━━━ RECORD LIST
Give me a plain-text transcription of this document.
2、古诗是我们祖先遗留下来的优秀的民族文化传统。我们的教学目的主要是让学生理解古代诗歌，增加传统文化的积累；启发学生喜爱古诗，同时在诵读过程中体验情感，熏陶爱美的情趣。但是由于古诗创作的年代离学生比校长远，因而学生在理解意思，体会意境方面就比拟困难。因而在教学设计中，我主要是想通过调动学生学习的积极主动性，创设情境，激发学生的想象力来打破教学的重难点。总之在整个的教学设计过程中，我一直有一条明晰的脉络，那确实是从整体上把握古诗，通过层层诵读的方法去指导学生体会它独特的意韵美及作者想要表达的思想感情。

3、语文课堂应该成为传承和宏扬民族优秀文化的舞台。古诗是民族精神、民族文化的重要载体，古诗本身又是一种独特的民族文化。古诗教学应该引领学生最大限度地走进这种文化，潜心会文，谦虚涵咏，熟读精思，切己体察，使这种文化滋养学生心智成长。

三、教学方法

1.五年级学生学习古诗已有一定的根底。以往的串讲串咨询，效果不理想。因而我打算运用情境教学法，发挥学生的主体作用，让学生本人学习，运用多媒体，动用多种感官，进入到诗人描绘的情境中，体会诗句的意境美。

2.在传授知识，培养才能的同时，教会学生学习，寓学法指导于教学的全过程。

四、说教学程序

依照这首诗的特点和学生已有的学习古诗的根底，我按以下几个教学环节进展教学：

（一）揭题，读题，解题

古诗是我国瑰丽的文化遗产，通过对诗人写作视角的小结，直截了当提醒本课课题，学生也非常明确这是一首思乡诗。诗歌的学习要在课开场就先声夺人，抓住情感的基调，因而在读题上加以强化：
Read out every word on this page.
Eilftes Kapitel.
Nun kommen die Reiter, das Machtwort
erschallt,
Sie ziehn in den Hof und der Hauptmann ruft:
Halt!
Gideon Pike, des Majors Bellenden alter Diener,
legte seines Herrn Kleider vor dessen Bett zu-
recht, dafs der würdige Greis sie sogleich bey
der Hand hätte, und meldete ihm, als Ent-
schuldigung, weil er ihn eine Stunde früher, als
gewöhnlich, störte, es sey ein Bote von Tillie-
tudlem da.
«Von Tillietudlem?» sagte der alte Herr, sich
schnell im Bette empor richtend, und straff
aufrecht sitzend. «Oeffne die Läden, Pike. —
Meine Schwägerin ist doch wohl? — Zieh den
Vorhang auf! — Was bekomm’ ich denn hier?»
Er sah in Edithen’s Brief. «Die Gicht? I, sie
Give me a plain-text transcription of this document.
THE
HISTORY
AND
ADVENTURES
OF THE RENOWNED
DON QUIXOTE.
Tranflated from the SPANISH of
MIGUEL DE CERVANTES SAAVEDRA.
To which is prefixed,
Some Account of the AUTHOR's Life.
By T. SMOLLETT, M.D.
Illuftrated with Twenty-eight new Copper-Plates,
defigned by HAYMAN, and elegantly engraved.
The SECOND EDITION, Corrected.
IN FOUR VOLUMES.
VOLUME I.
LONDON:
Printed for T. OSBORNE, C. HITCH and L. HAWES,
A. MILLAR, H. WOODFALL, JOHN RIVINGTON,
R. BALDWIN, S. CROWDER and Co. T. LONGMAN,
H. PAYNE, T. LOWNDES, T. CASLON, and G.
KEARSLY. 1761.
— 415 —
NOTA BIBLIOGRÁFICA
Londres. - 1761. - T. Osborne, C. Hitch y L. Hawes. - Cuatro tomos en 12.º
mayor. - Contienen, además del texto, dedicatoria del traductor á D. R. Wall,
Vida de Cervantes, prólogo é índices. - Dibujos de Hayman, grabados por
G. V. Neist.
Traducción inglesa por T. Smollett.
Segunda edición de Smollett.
━━━━━━
**WHAT IS ASKED:** Nothing but the lines from the one with "Read out every word on this page." through the last line should be repeated, each exactly as it stands.

**SOLUTION TO THE PROBLEM:**
Read out every word on this page.
Eilftes Kapitel.
Nun kommen die Reiter, das Machtwort
erschallt,
Sie ziehn in den Hof und der Hauptmann ruft:
Halt!
Gideon Pike, des Majors Bellenden alter Diener,
legte seines Herrn Kleider vor dessen Bett zu-
recht, dafs der würdige Greis sie sogleich bey
der Hand hätte, und meldete ihm, als Ent-
schuldigung, weil er ihn eine Stunde früher, als
gewöhnlich, störte, es sey ein Bote von Tillie-
tudlem da.
«Von Tillietudlem?» sagte der alte Herr, sich
schnell im Bette empor richtend, und straff
aufrecht sitzend. «Oeffne die Läden, Pike. —
Meine Schwägerin ist doch wohl? — Zieh den
Vorhang auf! — Was bekomm’ ich denn hier?»
Er sah in Edithen’s Brief. «Die Gicht? I, sie
Give me a plain-text transcription of this document.
THE
HISTORY
AND
ADVENTURES
OF THE RENOWNED
DON QUIXOTE.
Tranflated from the SPANISH of
MIGUEL DE CERVANTES SAAVEDRA.
To which is prefixed,
Some Account of the AUTHOR's Life.
By T. SMOLLETT, M.D.
Illuftrated with Twenty-eight new Copper-Plates,
defigned by HAYMAN, and elegantly engraved.
The SECOND EDITION, Corrected.
IN FOUR VOLUMES.
VOLUME I.
LONDON:
Printed for T. OSBORNE, C. HITCH and L. HAWES,
A. MILLAR, H. WOODFALL, JOHN RIVINGTON,
R. BALDWIN, S. CROWDER and Co. T. LONGMAN,
H. PAYNE, T. LOWNDES, T. CASLON, and G.
KEARSLY. 1761.
— 415 —
NOTA BIBLIOGRÁFICA
Londres. - 1761. - T. Osborne, C. Hitch y L. Hawes. - Cuatro tomos en 12.º
mayor. - Contienen, además del texto, dedicatoria del traductor á D. R. Wall,
Vida de Cervantes, prólogo é índices. - Dibujos de Hayman, grabados por
G. V. Neist.
Traducción inglesa por T. Smollett.
Segunda edición de Smollett.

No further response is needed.